## Start RECORDS FOR THIS TASK

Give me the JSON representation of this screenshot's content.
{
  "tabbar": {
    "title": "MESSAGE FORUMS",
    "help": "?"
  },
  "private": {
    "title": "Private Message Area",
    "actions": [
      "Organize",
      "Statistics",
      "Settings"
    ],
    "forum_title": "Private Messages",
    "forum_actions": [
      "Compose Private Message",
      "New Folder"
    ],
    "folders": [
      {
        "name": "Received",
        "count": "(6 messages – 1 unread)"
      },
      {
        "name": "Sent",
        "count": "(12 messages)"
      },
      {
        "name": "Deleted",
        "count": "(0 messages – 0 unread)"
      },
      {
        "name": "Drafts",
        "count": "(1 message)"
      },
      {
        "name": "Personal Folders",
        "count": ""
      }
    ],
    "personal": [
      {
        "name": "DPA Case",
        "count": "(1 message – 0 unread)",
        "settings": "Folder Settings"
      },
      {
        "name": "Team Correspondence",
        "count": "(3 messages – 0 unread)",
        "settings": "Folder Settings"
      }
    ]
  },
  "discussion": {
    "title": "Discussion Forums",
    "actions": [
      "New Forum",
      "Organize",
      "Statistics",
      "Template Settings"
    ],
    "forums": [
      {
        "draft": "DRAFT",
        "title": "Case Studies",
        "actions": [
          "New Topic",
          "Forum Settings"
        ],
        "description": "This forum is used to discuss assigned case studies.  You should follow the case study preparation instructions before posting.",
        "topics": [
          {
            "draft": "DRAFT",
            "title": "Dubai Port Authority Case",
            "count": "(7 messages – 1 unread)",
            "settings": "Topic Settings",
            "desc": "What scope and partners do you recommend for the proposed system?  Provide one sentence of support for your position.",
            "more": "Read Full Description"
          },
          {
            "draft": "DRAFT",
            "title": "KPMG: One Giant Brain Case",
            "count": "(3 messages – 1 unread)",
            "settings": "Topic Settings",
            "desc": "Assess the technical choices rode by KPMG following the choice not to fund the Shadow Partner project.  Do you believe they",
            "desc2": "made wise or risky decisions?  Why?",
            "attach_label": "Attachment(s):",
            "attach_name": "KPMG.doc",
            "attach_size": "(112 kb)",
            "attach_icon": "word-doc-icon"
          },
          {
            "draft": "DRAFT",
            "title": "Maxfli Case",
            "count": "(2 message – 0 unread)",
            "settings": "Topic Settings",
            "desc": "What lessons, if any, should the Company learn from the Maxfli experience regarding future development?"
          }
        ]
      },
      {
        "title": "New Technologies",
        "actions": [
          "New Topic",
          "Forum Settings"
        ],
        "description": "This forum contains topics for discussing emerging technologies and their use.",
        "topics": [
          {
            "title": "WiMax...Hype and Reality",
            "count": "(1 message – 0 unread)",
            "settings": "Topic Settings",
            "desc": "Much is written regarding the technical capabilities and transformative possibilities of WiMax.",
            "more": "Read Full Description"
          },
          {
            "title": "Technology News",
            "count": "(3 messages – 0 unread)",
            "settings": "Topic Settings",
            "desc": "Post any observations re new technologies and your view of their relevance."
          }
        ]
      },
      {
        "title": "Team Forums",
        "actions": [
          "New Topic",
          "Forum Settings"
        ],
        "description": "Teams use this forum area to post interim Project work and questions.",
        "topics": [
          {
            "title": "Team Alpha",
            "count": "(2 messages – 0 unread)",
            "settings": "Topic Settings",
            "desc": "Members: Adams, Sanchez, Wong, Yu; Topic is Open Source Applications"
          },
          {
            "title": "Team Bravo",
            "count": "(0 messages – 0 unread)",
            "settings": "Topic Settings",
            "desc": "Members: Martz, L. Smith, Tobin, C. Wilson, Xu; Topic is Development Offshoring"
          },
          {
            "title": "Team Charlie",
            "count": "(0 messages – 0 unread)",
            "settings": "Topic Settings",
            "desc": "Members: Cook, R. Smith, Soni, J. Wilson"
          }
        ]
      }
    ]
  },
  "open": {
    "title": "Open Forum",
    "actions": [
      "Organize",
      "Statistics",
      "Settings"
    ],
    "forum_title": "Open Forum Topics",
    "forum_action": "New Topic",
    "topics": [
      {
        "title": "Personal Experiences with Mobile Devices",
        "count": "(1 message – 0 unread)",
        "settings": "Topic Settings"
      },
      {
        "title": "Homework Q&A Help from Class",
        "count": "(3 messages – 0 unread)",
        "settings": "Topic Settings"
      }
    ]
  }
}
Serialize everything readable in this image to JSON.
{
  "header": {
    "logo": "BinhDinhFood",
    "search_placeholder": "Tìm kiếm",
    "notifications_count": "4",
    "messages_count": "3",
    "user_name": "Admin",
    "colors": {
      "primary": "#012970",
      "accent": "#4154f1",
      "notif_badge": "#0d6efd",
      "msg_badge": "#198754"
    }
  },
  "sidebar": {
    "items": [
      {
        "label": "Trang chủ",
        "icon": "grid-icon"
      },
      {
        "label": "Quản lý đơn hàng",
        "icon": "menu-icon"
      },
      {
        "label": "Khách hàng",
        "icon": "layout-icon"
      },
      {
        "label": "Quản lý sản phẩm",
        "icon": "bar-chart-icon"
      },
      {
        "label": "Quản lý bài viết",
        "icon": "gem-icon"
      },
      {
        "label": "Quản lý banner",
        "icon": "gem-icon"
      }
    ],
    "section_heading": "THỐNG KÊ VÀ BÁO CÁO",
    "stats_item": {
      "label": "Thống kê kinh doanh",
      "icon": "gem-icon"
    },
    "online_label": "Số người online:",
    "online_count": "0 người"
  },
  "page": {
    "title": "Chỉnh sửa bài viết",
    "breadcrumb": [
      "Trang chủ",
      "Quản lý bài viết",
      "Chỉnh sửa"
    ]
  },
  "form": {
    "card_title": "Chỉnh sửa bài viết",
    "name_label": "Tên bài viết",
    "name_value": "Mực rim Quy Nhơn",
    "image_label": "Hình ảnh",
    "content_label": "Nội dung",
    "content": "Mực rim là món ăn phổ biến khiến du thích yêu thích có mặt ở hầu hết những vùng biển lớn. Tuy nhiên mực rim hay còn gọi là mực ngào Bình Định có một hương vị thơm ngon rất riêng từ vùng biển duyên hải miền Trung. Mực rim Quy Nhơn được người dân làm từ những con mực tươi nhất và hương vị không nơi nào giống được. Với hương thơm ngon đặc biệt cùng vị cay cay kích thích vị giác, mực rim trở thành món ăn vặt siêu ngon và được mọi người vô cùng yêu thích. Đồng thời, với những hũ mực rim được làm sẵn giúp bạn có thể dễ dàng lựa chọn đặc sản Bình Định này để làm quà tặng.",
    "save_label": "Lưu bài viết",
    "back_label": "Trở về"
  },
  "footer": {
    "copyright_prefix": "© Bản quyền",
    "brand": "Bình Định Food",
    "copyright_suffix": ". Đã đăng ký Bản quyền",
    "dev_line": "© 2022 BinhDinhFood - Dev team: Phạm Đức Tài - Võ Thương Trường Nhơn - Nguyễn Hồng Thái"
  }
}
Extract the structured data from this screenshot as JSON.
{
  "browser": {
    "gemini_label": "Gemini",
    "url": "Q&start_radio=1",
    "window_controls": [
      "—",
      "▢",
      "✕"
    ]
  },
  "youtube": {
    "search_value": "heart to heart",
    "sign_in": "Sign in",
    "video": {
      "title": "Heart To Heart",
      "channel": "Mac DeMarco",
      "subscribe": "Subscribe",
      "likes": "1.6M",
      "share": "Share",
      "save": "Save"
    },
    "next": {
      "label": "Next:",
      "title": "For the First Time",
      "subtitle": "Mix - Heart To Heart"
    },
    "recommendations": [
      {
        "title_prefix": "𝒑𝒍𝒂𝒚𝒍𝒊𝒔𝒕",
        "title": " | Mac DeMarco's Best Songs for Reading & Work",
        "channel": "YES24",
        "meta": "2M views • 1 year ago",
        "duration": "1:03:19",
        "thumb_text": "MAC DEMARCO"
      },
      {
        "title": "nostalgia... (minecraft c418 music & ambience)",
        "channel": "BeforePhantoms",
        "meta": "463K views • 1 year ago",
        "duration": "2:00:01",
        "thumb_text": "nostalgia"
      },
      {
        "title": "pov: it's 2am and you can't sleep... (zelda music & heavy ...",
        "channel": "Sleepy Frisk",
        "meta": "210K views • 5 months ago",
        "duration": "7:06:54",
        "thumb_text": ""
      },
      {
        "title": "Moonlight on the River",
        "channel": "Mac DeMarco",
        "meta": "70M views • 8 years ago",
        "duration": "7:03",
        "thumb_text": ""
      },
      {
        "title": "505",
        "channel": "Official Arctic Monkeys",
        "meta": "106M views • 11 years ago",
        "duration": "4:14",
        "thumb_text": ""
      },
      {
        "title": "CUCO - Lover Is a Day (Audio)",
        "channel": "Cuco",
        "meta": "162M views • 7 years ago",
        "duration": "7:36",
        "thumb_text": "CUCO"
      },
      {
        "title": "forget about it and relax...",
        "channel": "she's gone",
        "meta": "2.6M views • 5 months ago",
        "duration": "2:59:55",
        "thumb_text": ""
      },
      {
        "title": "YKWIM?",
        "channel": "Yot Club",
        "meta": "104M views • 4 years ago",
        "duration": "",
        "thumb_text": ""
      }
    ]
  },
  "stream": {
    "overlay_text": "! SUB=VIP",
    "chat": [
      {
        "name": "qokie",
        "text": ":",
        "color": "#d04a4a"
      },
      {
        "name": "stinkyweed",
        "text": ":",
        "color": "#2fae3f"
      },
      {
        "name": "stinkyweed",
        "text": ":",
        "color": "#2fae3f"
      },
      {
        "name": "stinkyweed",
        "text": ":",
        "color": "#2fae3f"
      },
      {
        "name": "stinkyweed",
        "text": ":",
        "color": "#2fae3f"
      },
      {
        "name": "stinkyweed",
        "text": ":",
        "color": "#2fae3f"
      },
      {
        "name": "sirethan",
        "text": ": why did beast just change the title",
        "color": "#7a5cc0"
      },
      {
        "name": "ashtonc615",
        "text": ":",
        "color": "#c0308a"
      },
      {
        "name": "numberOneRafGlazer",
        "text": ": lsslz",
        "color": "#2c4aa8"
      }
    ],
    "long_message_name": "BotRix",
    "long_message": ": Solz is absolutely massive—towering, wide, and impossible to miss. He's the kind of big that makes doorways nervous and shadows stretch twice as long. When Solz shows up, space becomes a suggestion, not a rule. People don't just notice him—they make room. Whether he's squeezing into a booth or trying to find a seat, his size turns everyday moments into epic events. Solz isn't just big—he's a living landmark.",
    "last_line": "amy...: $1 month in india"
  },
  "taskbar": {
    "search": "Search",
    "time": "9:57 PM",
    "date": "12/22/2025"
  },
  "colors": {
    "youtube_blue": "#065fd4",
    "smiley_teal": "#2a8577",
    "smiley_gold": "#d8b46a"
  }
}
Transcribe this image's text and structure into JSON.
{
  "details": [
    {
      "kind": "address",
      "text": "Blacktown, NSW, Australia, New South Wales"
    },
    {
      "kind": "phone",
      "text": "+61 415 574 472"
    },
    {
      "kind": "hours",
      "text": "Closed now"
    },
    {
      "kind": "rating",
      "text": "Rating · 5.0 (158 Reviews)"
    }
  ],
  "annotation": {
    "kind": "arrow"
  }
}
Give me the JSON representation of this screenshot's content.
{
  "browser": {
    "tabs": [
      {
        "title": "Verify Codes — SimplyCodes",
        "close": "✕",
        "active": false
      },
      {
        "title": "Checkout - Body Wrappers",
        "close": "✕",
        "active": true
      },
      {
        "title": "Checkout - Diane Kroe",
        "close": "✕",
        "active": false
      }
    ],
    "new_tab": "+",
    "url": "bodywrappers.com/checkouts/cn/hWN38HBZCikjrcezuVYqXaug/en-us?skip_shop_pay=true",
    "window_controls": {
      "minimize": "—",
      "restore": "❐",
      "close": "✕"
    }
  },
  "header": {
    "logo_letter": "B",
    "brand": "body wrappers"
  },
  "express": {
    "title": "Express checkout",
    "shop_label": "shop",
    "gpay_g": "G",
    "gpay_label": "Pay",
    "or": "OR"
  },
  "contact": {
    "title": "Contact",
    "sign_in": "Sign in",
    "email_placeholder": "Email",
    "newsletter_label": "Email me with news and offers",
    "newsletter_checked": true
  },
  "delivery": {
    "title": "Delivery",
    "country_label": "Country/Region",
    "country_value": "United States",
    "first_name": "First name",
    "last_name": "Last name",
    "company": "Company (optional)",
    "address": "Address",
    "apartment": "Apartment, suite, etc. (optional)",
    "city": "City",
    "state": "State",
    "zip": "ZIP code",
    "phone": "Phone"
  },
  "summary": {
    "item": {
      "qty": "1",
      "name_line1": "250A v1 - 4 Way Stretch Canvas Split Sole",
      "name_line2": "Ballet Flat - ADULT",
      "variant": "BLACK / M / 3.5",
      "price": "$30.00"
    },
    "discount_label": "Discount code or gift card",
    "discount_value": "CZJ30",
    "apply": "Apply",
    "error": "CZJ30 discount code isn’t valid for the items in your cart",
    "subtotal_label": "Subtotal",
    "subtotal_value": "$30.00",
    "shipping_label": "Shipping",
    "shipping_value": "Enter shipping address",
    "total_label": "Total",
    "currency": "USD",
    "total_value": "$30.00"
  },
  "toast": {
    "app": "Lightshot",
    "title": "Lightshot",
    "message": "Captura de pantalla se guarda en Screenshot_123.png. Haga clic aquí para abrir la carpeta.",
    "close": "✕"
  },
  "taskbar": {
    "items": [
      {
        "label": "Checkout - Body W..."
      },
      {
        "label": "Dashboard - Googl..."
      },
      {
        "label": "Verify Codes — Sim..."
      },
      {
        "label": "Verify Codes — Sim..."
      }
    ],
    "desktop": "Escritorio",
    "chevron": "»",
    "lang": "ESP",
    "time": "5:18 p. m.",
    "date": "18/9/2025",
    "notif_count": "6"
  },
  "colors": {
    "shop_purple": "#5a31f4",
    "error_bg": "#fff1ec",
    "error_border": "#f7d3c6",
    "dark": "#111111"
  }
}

## End RECORDS FOR THIS TASK

WHAT YOU NEED TO DO –
Filter lines by "Bình" and return each hit.

WRITTEN REPLY –
    "content": "Mực rim là món ăn phổ biến khiến du thích yêu thích có mặt ở hầu hết những vùng biển lớn. Tuy nhiên mực rim hay còn gọi là mực ngào Bình Định có một hương vị thơm ngon rất riêng từ vùng biển duyên hải miền Trung. Mực rim Quy Nhơn được người dân làm từ những con mực tươi nhất và hương vị không nơi nào giống được. Với hương thơm ngon đặc biệt cùng vị cay cay kích thích vị giác, mực rim trở thành món ăn vặt siêu ngon và được mọi người vô cùng yêu thích. Đồng thời, với những hũ mực rim được làm sẵn giúp bạn có thể dễ dàng lựa chọn đặc sản Bình Định này để làm quà tặng.",
    "brand": "Bình Định Food",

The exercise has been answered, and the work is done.